Recorded data:
-----

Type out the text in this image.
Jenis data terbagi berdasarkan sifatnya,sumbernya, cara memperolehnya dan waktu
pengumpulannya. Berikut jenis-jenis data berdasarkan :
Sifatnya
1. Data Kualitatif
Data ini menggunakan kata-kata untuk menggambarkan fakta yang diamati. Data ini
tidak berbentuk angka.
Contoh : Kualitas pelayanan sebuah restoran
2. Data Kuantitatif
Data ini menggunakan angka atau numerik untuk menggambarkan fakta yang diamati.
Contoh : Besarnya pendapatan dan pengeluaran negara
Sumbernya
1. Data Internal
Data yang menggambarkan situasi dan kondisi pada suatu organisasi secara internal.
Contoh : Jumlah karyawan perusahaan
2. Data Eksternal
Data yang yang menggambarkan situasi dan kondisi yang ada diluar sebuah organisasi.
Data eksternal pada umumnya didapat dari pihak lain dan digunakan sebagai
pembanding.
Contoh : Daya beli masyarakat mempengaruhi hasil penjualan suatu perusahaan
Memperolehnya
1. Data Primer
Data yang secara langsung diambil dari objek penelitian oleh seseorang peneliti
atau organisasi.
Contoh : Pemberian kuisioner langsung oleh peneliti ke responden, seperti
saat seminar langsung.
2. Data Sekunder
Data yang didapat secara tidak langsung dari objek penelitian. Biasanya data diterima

-----

Task prompt >>
Tell how many lines include "atau". The number is the whole answer.

Result of the exercise >>
2